■ **Exercise prompt**
Skip any picture you find and retype all the remaining lines exactly.
--- Start of Stored rows ---
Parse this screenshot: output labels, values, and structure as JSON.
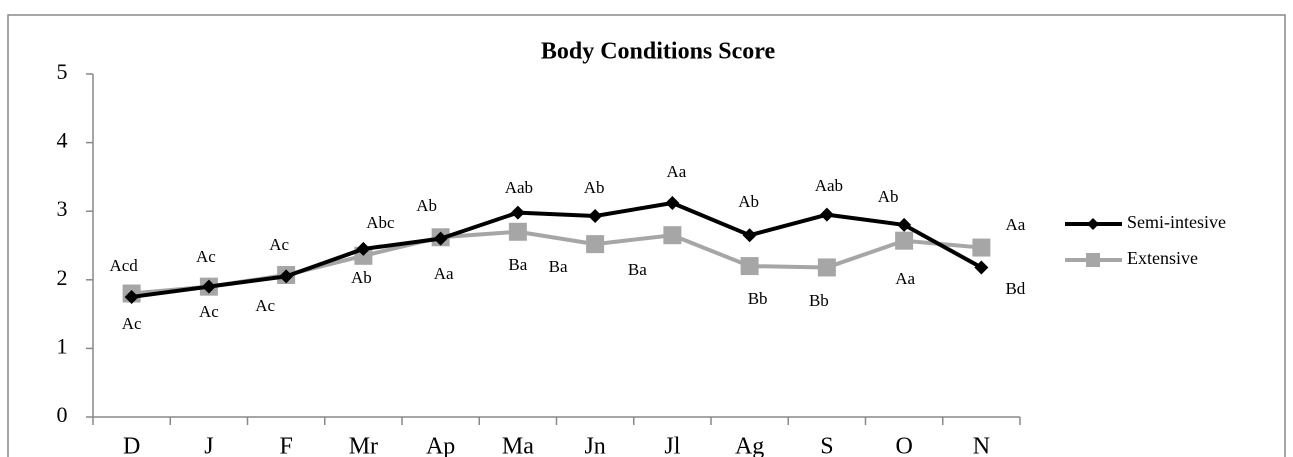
{
  "chart_data": {
    "type": "line",
    "title": "Body Conditions Score",
    "categories": [
      "D",
      "J",
      "F",
      "Mr",
      "Ap",
      "Ma",
      "Jn",
      "Jl",
      "Ag",
      "S",
      "O",
      "N"
    ],
    "series": [
      {
        "name": "Semi-intesive",
        "color": "#000000",
        "marker": "diamond",
        "values": [
          1.75,
          1.9,
          2.05,
          2.45,
          2.6,
          2.98,
          2.93,
          3.12,
          2.65,
          2.95,
          2.8,
          2.18
        ]
      },
      {
        "name": "Extensive",
        "color": "#a6a6a6",
        "marker": "square",
        "values": [
          1.8,
          1.9,
          2.07,
          2.35,
          2.62,
          2.7,
          2.52,
          2.65,
          2.2,
          2.18,
          2.57,
          2.47
        ]
      }
    ],
    "labels_above": [
      "Acd",
      "Ac",
      "Ac",
      "Abc",
      "Ab",
      "Aab",
      "Ab",
      "Aa",
      "Ab",
      "Aab",
      "Ab",
      "Aa"
    ],
    "labels_below": [
      "Ac",
      "Ac",
      "Ac",
      "Ab",
      "Aa",
      "Ba",
      "Ba",
      "Ba",
      "Bb",
      "Bb",
      "Aa",
      "Bd"
    ],
    "ylim": [
      0,
      5
    ],
    "yticks": [
      0,
      1,
      2,
      3,
      4,
      5
    ],
    "legend": "right"
  }
}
--- End of Stored rows ---
■ **Solution to this problem**
Parse this screenshot: output labels, values, and structure as JSON.
{
  "chart_data": {
    "type": "line",
    "title": "Body Conditions Score",
    "categories": [
      "D",
      "J",
      "F",
      "Mr",
      "Ap",
      "Ma",
      "Jn",
      "Jl",
      "Ag",
      "S",
      "O",
      "N"
    ],
    "series": [
      {
        "name": "Semi-intesive",
        "color": "#000000",
        "marker": "diamond",
        "values": [
          1.75,
          1.9,
          2.05,
          2.45,
          2.6,
          2.98,
          2.93,
          3.12,
          2.65,
          2.95,
          2.8,
          2.18
        ]
      },
      {
        "name": "Extensive",
        "color": "#a6a6a6",
        "marker": "square",
        "values": [
          1.8,
          1.9,
          2.07,
          2.35,
          2.62,
          2.7,
          2.52,
          2.65,
          2.2,
          2.18,
          2.57,
          2.47
        ]
      }
    ],
    "labels_above": [
      "Acd",
      "Ac",
      "Ac",
      "Abc",
      "Ab",
      "Aab",
      "Ab",
      "Aa",
      "Ab",
      "Aab",
      "Ab",
      "Aa"
    ],
    "labels_below": [
      "Ac",
      "Ac",
      "Ac",
      "Ab",
      "Aa",
      "Ba",
      "Ba",
      "Ba",
      "Bb",
      "Bb",
      "Aa",
      "Bd"
    ],
    "ylim": [
      0,
      5
    ],
    "yticks": [
      0,
      1,
      2,
      3,
      4,
      5
    ],
    "legend": "right"
  }
}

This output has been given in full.